▶ _Raw data_:
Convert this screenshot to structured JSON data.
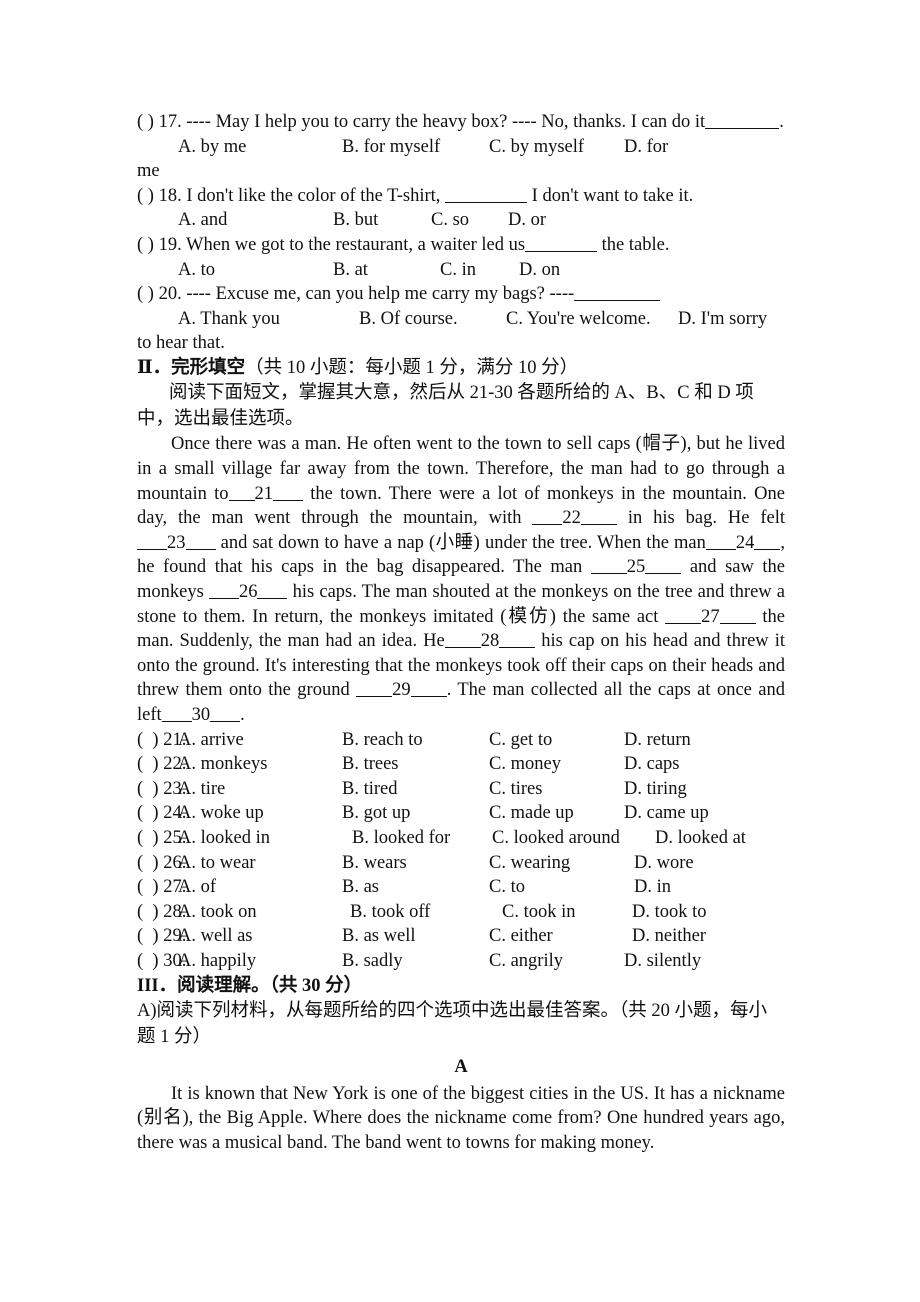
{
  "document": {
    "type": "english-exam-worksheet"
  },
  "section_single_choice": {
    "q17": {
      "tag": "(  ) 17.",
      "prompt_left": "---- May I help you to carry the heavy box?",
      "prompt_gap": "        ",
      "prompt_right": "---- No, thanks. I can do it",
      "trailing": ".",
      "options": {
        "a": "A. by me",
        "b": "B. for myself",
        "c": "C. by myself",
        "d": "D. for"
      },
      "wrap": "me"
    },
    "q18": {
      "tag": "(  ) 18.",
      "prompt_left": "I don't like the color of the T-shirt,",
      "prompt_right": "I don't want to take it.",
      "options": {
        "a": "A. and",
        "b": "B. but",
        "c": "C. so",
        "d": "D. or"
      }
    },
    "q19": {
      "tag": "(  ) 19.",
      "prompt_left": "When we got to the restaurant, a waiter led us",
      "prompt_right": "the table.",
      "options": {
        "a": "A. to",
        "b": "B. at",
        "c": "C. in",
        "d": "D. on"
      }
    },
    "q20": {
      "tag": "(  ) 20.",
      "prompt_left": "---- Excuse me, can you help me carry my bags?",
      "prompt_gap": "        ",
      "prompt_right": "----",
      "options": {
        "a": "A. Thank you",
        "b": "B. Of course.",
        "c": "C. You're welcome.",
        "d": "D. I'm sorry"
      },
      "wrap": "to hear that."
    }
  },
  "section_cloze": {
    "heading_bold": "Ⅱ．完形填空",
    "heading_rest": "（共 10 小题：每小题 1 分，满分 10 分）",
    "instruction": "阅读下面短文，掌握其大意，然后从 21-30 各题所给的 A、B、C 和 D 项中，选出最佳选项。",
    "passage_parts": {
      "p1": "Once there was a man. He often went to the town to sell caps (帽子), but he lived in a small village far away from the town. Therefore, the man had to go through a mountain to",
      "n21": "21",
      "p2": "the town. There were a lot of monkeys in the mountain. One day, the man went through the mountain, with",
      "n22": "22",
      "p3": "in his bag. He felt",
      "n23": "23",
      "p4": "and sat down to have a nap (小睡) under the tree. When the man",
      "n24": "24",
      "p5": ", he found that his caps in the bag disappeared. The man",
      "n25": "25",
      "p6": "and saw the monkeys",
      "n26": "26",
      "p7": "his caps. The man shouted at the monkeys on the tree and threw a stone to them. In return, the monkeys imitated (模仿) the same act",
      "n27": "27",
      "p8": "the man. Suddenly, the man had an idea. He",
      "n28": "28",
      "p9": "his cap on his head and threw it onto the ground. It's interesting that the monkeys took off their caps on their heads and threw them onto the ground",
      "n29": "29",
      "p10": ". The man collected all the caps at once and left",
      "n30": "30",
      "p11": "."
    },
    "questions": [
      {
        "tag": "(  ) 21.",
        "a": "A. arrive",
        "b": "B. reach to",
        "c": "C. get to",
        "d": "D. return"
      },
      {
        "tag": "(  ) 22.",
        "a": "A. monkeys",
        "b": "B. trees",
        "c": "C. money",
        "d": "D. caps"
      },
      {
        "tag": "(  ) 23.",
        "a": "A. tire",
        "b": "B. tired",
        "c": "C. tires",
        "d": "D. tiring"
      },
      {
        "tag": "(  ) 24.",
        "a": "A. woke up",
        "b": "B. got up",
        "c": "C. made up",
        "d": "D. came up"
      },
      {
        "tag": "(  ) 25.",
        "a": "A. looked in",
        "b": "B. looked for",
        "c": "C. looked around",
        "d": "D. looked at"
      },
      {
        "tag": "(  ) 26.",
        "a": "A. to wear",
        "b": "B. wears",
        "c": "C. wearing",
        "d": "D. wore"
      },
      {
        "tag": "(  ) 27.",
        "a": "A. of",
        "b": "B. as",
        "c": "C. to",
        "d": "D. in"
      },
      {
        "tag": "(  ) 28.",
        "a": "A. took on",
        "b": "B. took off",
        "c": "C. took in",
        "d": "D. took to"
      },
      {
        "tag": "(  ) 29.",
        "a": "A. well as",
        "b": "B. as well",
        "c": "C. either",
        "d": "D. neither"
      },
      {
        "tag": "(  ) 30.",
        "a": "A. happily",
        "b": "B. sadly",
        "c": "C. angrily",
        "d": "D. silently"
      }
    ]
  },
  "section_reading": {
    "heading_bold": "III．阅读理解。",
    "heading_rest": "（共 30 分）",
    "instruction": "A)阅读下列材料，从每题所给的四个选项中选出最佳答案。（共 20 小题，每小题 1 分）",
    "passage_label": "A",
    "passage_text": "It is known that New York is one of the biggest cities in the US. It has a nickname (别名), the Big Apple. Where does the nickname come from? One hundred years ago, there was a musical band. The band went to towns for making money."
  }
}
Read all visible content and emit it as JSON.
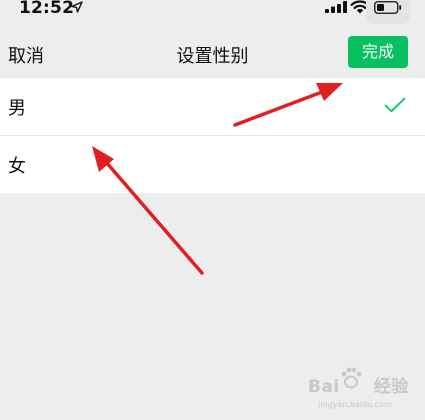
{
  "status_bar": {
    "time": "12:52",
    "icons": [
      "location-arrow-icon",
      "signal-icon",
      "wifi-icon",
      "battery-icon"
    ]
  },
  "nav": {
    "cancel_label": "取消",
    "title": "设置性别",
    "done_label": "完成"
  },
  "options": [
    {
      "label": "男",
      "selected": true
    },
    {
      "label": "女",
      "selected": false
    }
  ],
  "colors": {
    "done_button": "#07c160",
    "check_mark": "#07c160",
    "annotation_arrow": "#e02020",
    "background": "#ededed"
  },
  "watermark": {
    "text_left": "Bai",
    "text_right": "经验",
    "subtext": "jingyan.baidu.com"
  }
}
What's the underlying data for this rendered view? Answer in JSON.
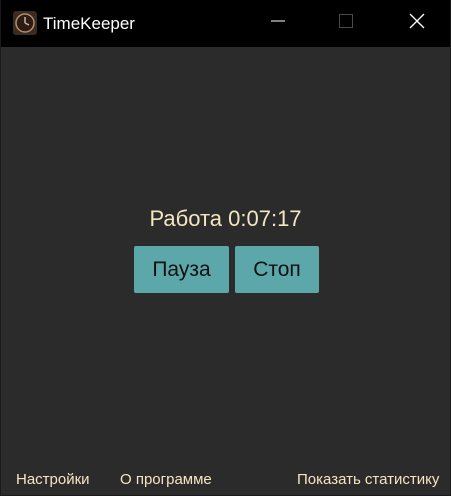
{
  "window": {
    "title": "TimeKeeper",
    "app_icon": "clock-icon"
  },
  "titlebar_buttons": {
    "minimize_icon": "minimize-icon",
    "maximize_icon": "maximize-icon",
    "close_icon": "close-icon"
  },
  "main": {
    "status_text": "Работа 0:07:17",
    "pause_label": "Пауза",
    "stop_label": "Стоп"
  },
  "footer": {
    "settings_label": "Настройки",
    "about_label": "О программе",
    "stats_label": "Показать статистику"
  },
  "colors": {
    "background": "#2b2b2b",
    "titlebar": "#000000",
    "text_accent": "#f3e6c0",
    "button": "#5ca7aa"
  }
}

▶ _What is needed_: Your task is to retype all the entries exactly and leave out any pictures.

▶ _Finished task_:
Convert this screenshot to structured JSON data.
{
  "document": {
    "type": "english-exam-worksheet"
  },
  "section_single_choice": {
    "q17": {
      "tag": "(  ) 17.",
      "prompt_left": "---- May I help you to carry the heavy box?",
      "prompt_gap": "        ",
      "prompt_right": "---- No, thanks. I can do it",
      "trailing": ".",
      "options": {
        "a": "A. by me",
        "b": "B. for myself",
        "c": "C. by myself",
        "d": "D. for"
      },
      "wrap": "me"
    },
    "q18": {
      "tag": "(  ) 18.",
      "prompt_left": "I don't like the color of the T-shirt,",
      "prompt_right": "I don't want to take it.",
      "options": {
        "a": "A. and",
        "b": "B. but",
        "c": "C. so",
        "d": "D. or"
      }
    },
    "q19": {
      "tag": "(  ) 19.",
      "prompt_left": "When we got to the restaurant, a waiter led us",
      "prompt_right": "the table.",
      "options": {
        "a": "A. to",
        "b": "B. at",
        "c": "C. in",
        "d": "D. on"
      }
    },
    "q20": {
      "tag": "(  ) 20.",
      "prompt_left": "---- Excuse me, can you help me carry my bags?",
      "prompt_gap": "        ",
      "prompt_right": "----",
      "options": {
        "a": "A. Thank you",
        "b": "B. Of course.",
        "c": "C. You're welcome.",
        "d": "D. I'm sorry"
      },
      "wrap": "to hear that."
    }
  },
  "section_cloze": {
    "heading_bold": "Ⅱ．完形填空",
    "heading_rest": "（共 10 小题：每小题 1 分，满分 10 分）",
    "instruction": "阅读下面短文，掌握其大意，然后从 21-30 各题所给的 A、B、C 和 D 项中，选出最佳选项。",
    "passage_parts": {
      "p1": "Once there was a man. He often went to the town to sell caps (帽子), but he lived in a small village far away from the town. Therefore, the man had to go through a mountain to",
      "n21": "21",
      "p2": "the town. There were a lot of monkeys in the mountain. One day, the man went through the mountain, with",
      "n22": "22",
      "p3": "in his bag. He felt",
      "n23": "23",
      "p4": "and sat down to have a nap (小睡) under the tree. When the man",
      "n24": "24",
      "p5": ", he found that his caps in the bag disappeared. The man",
      "n25": "25",
      "p6": "and saw the monkeys",
      "n26": "26",
      "p7": "his caps. The man shouted at the monkeys on the tree and threw a stone to them. In return, the monkeys imitated (模仿) the same act",
      "n27": "27",
      "p8": "the man. Suddenly, the man had an idea. He",
      "n28": "28",
      "p9": "his cap on his head and threw it onto the ground. It's interesting that the monkeys took off their caps on their heads and threw them onto the ground",
      "n29": "29",
      "p10": ". The man collected all the caps at once and left",
      "n30": "30",
      "p11": "."
    },
    "questions": [
      {
        "tag": "(  ) 21.",
        "a": "A. arrive",
        "b": "B. reach to",
        "c": "C. get to",
        "d": "D. return"
      },
      {
        "tag": "(  ) 22.",
        "a": "A. monkeys",
        "b": "B. trees",
        "c": "C. money",
        "d": "D. caps"
      },
      {
        "tag": "(  ) 23.",
        "a": "A. tire",
        "b": "B. tired",
        "c": "C. tires",
        "d": "D. tiring"
      },
      {
        "tag": "(  ) 24.",
        "a": "A. woke up",
        "b": "B. got up",
        "c": "C. made up",
        "d": "D. came up"
      },
      {
        "tag": "(  ) 25.",
        "a": "A. looked in",
        "b": "B. looked for",
        "c": "C. looked around",
        "d": "D. looked at"
      },
      {
        "tag": "(  ) 26.",
        "a": "A. to wear",
        "b": "B. wears",
        "c": "C. wearing",
        "d": "D. wore"
      },
      {
        "tag": "(  ) 27.",
        "a": "A. of",
        "b": "B. as",
        "c": "C. to",
        "d": "D. in"
      },
      {
        "tag": "(  ) 28.",
        "a": "A. took on",
        "b": "B. took off",
        "c": "C. took in",
        "d": "D. took to"
      },
      {
        "tag": "(  ) 29.",
        "a": "A. well as",
        "b": "B. as well",
        "c": "C. either",
        "d": "D. neither"
      },
      {
        "tag": "(  ) 30.",
        "a": "A. happily",
        "b": "B. sadly",
        "c": "C. angrily",
        "d": "D. silently"
      }
    ]
  },
  "section_reading": {
    "heading_bold": "III．阅读理解。",
    "heading_rest": "（共 30 分）",
    "instruction": "A)阅读下列材料，从每题所给的四个选项中选出最佳答案。（共 20 小题，每小题 1 分）",
    "passage_label": "A",
    "passage_text": "It is known that New York is one of the biggest cities in the US. It has a nickname (别名), the Big Apple. Where does the nickname come from? One hundred years ago, there was a musical band. The band went to towns for making money."
  }
}
Read all visible content and emit it as JSON.
{
  "status_bar": {
    "time": "12:52",
    "icons": [
      "location-arrow-icon",
      "signal-icon",
      "wifi-icon",
      "battery-icon"
    ]
  },
  "nav": {
    "cancel_label": "取消",
    "title": "设置性别",
    "done_label": "完成"
  },
  "options": [
    {
      "label": "男",
      "selected": true
    },
    {
      "label": "女",
      "selected": false
    }
  ],
  "colors": {
    "done_button": "#07c160",
    "check_mark": "#07c160",
    "annotation_arrow": "#e02020",
    "background": "#ededed"
  },
  "watermark": {
    "text_left": "Bai",
    "text_right": "经验",
    "subtext": "jingyan.baidu.com"
  }
}
What's the underlying data for this rendered view? Answer in JSON.
{
  "window": {
    "title": "TimeKeeper",
    "app_icon": "clock-icon"
  },
  "titlebar_buttons": {
    "minimize_icon": "minimize-icon",
    "maximize_icon": "maximize-icon",
    "close_icon": "close-icon"
  },
  "main": {
    "status_text": "Работа 0:07:17",
    "pause_label": "Пауза",
    "stop_label": "Стоп"
  },
  "footer": {
    "settings_label": "Настройки",
    "about_label": "О программе",
    "stats_label": "Показать статистику"
  },
  "colors": {
    "background": "#2b2b2b",
    "titlebar": "#000000",
    "text_accent": "#f3e6c0",
    "button": "#5ca7aa"
  }
}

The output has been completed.